'''
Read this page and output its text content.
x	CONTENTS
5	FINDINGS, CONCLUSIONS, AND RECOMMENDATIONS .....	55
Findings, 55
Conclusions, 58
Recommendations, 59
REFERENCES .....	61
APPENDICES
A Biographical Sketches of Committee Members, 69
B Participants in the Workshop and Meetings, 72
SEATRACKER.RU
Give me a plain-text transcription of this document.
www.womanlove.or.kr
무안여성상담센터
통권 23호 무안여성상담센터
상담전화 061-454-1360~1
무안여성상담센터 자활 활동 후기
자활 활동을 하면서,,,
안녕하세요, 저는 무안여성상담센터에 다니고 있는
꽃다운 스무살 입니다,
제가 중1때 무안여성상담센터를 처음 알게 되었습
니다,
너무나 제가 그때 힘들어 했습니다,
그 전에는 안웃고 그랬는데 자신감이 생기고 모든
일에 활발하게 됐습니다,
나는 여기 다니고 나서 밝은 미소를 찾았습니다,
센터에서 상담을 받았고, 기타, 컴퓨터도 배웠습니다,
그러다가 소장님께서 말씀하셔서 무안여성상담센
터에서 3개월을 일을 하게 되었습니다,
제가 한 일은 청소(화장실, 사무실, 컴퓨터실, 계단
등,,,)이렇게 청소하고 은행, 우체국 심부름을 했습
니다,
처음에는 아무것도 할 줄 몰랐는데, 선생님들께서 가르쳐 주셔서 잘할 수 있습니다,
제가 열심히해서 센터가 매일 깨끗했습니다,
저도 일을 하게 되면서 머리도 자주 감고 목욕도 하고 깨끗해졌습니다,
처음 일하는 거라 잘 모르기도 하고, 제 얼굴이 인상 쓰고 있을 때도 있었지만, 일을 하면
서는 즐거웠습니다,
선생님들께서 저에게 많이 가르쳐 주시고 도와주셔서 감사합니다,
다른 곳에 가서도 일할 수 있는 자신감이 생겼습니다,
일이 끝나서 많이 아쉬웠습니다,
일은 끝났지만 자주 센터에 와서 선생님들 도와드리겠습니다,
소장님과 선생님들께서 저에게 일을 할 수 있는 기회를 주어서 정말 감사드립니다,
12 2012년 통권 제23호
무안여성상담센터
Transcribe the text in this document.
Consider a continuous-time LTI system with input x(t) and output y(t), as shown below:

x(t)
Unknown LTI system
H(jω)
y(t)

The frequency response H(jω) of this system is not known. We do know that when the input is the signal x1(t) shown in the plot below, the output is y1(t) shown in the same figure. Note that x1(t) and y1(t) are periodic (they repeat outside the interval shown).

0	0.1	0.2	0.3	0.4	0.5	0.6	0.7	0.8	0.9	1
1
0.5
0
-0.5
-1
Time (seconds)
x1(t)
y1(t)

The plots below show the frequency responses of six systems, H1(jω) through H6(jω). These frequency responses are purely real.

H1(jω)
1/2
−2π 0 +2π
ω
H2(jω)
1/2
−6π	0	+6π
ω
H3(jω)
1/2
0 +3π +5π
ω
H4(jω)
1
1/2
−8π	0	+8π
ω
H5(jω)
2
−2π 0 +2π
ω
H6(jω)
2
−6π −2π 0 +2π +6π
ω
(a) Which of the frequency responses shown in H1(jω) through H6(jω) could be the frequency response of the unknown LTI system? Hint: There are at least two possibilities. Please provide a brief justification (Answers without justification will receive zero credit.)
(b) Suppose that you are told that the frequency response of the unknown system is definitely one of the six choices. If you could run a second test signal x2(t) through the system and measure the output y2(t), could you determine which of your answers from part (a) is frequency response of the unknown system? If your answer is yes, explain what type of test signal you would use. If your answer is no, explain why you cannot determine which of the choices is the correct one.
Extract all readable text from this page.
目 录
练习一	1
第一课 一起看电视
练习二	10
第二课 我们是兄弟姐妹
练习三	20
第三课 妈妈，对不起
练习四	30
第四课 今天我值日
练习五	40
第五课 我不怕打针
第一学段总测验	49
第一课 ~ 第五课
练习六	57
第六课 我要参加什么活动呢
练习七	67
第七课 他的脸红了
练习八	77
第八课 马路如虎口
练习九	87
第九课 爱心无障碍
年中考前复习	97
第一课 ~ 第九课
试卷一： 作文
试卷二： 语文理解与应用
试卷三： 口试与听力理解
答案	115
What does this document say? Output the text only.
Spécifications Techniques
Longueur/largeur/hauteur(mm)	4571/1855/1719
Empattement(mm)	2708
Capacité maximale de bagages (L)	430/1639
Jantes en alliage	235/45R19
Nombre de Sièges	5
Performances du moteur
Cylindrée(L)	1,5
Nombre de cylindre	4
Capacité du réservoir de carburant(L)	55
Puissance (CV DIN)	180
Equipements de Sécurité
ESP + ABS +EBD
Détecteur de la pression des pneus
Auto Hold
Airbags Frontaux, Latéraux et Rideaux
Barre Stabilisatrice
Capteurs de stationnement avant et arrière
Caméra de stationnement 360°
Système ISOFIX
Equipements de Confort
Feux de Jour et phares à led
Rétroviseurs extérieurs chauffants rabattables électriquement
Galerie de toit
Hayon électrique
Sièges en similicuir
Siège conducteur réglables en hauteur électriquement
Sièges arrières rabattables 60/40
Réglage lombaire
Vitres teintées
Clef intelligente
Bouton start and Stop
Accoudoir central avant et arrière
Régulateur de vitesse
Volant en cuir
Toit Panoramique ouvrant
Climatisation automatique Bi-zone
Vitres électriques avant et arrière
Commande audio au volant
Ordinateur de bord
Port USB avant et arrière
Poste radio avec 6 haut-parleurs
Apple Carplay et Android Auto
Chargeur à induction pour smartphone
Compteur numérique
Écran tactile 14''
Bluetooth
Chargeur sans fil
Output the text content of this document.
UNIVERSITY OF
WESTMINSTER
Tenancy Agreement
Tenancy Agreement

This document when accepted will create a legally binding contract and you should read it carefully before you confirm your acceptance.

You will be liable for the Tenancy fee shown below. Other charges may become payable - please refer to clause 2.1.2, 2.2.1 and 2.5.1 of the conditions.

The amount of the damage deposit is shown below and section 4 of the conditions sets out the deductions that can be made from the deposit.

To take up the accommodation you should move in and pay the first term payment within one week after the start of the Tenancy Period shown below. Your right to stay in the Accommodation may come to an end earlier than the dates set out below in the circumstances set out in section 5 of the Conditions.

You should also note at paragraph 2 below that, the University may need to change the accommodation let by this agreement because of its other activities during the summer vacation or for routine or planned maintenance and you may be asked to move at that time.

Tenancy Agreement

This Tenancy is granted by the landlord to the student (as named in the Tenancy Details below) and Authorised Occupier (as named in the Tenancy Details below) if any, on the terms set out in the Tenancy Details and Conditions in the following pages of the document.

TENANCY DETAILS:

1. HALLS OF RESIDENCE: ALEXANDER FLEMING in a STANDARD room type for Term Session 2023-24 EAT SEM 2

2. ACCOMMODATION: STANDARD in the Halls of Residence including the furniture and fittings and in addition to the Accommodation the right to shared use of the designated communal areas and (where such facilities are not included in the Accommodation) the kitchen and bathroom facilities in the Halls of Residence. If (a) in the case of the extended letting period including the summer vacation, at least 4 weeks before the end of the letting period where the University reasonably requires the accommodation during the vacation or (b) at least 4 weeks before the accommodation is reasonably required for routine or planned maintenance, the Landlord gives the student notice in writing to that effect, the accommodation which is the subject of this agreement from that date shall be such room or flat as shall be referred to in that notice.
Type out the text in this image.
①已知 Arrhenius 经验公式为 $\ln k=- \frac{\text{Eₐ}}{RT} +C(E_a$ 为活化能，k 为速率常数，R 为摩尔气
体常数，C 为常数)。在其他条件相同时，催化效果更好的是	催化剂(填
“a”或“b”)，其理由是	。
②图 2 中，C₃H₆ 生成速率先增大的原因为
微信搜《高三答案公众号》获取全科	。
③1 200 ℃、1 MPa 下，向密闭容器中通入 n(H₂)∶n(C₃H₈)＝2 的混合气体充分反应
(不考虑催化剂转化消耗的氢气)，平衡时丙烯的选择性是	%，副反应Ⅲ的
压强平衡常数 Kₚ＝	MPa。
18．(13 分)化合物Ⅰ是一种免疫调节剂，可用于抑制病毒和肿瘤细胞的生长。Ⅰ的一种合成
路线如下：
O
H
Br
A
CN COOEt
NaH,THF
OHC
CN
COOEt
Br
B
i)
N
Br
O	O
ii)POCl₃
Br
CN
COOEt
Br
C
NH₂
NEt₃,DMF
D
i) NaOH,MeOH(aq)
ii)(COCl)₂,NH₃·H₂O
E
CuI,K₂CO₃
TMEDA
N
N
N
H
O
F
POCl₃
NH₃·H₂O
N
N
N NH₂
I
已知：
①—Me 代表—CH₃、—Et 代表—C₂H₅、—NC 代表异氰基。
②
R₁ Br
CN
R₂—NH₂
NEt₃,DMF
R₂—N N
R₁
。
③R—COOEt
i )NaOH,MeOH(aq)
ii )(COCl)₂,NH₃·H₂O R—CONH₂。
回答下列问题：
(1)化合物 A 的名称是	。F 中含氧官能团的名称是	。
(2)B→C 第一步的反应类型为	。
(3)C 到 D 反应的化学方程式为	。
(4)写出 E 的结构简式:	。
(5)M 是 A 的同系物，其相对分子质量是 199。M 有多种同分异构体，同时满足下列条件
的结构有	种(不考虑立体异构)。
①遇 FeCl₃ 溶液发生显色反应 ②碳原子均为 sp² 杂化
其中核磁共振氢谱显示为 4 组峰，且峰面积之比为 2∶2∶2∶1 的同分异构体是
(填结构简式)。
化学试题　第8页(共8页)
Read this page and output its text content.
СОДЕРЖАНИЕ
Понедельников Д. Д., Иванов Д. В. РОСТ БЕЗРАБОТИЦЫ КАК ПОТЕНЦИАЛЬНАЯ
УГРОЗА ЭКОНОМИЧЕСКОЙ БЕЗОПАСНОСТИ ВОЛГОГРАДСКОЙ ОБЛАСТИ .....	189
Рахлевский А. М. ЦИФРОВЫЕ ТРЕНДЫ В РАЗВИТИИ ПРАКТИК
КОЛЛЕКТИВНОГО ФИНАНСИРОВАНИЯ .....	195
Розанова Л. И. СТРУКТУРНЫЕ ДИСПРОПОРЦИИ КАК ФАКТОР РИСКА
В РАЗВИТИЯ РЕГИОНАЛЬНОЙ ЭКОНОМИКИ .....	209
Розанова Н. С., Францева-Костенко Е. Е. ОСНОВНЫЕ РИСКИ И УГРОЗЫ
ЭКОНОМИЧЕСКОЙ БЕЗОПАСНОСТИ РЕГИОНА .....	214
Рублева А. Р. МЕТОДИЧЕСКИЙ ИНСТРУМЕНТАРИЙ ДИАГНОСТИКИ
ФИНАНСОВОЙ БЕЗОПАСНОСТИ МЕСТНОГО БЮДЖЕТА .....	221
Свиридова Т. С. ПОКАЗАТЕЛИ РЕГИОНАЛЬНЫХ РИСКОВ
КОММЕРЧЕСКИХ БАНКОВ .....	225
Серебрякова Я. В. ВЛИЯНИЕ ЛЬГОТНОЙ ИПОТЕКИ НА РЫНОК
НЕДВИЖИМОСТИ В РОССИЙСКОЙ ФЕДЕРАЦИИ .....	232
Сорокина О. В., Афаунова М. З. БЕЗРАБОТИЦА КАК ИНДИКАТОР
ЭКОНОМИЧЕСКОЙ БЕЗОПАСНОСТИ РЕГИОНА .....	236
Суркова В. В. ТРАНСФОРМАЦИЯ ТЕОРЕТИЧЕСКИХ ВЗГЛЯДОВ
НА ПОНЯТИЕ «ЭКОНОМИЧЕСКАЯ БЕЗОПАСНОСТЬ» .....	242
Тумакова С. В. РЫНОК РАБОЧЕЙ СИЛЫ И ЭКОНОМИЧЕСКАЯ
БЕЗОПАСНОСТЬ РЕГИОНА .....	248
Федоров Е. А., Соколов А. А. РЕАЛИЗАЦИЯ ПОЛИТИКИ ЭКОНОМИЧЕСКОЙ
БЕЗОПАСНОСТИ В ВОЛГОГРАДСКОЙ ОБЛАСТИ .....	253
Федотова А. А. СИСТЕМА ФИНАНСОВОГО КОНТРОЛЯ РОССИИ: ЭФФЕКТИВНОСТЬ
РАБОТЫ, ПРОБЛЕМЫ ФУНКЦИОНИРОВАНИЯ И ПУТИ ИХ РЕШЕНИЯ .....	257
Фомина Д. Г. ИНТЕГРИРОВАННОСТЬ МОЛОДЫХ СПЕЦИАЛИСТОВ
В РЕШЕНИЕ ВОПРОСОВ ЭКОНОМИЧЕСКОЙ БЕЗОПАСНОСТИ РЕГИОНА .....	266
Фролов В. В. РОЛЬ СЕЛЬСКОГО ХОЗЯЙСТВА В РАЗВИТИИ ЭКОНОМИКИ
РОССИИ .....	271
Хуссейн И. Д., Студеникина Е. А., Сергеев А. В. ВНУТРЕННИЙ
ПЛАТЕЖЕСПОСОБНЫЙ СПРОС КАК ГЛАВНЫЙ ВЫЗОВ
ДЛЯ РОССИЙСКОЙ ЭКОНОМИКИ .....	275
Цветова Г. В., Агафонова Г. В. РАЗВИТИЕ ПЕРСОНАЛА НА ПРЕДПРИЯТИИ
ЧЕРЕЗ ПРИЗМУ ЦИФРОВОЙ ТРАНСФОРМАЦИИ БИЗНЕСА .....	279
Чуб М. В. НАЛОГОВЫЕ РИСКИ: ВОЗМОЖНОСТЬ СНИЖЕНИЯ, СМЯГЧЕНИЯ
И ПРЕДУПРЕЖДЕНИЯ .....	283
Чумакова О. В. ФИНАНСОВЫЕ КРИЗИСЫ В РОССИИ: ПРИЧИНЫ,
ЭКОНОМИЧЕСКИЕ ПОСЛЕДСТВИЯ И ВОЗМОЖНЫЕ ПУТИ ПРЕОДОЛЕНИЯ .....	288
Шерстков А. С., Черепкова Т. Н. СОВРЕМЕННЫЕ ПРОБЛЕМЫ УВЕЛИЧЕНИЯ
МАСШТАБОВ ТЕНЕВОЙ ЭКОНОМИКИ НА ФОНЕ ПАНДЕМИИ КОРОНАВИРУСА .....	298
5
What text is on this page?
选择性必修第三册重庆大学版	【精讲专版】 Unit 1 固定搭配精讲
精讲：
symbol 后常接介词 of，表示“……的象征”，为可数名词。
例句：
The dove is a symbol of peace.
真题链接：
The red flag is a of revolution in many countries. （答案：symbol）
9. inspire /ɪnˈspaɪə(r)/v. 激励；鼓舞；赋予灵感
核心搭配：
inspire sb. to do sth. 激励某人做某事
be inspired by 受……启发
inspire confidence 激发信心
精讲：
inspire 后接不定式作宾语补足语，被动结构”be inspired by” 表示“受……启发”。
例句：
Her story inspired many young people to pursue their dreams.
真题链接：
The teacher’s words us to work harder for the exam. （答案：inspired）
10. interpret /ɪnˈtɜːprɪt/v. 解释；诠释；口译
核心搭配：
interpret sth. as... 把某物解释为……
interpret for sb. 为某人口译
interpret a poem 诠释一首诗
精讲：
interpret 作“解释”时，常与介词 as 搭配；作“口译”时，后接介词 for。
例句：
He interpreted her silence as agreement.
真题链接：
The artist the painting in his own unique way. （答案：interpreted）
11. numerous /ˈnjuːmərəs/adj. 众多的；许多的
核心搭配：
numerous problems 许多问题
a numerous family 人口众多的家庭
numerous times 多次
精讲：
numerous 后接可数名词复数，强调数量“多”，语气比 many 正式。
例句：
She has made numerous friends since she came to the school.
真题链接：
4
'''
__Task details__: In the records above, find the line containing "What text is on this page?"; please retype it and every line after it through the last line, exactly and with nothing else.

__Result for this exercise__:
What text is on this page?
选择性必修第三册重庆大学版	【精讲专版】 Unit 1 固定搭配精讲
精讲：
symbol 后常接介词 of，表示“……的象征”，为可数名词。
例句：
The dove is a symbol of peace.
真题链接：
The red flag is a of revolution in many countries. （答案：symbol）
9. inspire /ɪnˈspaɪə(r)/v. 激励；鼓舞；赋予灵感
核心搭配：
inspire sb. to do sth. 激励某人做某事
be inspired by 受……启发
inspire confidence 激发信心
精讲：
inspire 后接不定式作宾语补足语，被动结构”be inspired by” 表示“受……启发”。
例句：
Her story inspired many young people to pursue their dreams.
真题链接：
The teacher’s words us to work harder for the exam. （答案：inspired）
10. interpret /ɪnˈtɜːprɪt/v. 解释；诠释；口译
核心搭配：
interpret sth. as... 把某物解释为……
interpret for sb. 为某人口译
interpret a poem 诠释一首诗
精讲：
interpret 作“解释”时，常与介词 as 搭配；作“口译”时，后接介词 for。
例句：
He interpreted her silence as agreement.
真题链接：
The artist the painting in his own unique way. （答案：interpreted）
11. numerous /ˈnjuːmərəs/adj. 众多的；许多的
核心搭配：
numerous problems 许多问题
a numerous family 人口众多的家庭
numerous times 多次
精讲：
numerous 后接可数名词复数，强调数量“多”，语气比 many 正式。
例句：
She has made numerous friends since she came to the school.
真题链接：
4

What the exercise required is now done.